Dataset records
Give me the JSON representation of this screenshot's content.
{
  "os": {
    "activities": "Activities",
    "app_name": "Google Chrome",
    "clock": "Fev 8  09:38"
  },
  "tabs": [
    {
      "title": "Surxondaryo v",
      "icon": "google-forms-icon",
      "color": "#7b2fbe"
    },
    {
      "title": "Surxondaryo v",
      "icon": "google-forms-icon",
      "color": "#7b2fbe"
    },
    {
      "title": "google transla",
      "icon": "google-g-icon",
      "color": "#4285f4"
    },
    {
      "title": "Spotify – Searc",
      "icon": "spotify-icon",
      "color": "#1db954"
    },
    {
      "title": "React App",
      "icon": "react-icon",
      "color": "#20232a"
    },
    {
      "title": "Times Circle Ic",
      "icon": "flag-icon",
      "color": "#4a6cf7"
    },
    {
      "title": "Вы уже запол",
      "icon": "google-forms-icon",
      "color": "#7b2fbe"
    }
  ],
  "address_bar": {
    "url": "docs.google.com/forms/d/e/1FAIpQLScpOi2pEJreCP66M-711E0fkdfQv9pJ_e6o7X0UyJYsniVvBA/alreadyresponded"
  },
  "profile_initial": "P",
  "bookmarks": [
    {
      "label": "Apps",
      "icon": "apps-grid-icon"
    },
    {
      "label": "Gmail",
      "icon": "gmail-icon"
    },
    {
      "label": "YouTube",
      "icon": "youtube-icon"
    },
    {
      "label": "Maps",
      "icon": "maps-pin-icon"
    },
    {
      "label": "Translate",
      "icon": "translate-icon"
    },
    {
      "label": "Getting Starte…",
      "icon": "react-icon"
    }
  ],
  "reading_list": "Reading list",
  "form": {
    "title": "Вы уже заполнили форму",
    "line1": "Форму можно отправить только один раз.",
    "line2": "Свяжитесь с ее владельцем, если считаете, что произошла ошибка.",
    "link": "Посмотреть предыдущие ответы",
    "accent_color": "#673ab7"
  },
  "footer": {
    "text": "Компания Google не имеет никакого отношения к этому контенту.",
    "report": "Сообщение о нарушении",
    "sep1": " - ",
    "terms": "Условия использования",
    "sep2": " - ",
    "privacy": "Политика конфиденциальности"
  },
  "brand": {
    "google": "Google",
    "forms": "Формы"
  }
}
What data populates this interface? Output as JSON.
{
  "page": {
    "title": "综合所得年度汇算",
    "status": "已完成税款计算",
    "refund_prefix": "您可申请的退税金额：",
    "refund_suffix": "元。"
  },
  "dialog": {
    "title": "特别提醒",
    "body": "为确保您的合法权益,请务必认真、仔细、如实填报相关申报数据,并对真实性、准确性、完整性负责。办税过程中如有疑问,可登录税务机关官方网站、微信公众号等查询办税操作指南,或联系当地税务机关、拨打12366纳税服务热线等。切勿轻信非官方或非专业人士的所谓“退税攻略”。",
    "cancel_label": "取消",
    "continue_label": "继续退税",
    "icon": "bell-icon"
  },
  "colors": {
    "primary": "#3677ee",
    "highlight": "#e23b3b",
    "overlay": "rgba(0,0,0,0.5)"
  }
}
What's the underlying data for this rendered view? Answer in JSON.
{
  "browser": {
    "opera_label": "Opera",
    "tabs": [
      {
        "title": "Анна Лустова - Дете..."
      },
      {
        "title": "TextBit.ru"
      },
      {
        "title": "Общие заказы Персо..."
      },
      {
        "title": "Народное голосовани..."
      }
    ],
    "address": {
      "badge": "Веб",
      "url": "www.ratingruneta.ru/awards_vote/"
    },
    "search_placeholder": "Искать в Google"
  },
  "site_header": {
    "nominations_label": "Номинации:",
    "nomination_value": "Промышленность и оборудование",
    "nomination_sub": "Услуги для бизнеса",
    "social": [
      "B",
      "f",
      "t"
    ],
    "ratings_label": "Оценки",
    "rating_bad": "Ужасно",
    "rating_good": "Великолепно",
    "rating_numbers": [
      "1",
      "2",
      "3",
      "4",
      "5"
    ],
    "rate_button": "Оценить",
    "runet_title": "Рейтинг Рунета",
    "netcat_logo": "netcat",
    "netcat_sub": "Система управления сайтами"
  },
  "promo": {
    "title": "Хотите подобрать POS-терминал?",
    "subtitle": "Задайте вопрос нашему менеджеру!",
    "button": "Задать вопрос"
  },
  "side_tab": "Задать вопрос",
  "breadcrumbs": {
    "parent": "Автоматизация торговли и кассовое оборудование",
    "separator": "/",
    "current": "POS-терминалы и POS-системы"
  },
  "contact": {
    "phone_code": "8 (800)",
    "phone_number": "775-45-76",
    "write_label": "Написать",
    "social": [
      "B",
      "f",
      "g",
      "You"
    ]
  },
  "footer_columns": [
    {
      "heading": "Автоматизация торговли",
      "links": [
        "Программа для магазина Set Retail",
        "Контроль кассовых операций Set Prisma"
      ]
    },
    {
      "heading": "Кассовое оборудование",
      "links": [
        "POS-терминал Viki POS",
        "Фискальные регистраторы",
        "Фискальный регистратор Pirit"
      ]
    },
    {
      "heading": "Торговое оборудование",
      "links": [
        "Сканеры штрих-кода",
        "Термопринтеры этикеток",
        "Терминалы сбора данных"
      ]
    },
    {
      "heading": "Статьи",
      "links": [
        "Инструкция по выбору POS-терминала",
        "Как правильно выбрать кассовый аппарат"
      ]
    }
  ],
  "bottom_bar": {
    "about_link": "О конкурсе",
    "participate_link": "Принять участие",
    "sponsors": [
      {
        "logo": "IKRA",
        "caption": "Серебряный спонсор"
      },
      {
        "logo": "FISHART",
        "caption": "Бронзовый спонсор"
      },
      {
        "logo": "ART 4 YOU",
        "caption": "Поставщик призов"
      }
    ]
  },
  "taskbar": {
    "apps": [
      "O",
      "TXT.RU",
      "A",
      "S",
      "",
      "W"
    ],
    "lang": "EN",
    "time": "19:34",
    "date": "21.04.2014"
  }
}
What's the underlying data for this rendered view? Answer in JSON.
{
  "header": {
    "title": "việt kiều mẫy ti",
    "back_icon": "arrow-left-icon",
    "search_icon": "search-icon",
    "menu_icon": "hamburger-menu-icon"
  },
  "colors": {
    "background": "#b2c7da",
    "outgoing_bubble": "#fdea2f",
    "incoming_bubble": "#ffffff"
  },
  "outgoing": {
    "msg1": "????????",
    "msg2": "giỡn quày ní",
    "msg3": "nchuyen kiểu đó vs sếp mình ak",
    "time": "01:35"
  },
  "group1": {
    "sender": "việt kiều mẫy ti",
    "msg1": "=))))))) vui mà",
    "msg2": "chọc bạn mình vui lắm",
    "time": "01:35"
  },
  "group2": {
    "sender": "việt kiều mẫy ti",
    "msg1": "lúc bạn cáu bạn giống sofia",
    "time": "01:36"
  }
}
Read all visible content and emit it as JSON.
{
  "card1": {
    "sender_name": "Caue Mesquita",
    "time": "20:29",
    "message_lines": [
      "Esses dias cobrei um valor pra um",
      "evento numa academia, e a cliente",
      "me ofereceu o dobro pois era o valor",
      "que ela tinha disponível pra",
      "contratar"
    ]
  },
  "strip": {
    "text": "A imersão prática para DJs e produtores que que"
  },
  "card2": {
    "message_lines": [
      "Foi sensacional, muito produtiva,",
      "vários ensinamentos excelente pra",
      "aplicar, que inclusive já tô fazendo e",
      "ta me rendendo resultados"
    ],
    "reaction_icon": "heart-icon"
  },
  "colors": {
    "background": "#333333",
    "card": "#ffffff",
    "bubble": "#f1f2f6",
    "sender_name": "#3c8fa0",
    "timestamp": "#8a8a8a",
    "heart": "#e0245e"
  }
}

#### Task directions
Please list every line of the records that contains "вопрос".

#### Solution to this problem
    "subtitle": "Задайте вопрос нашему менеджеру!",
    "button": "Задать вопрос"
  "side_tab": "Задать вопрос",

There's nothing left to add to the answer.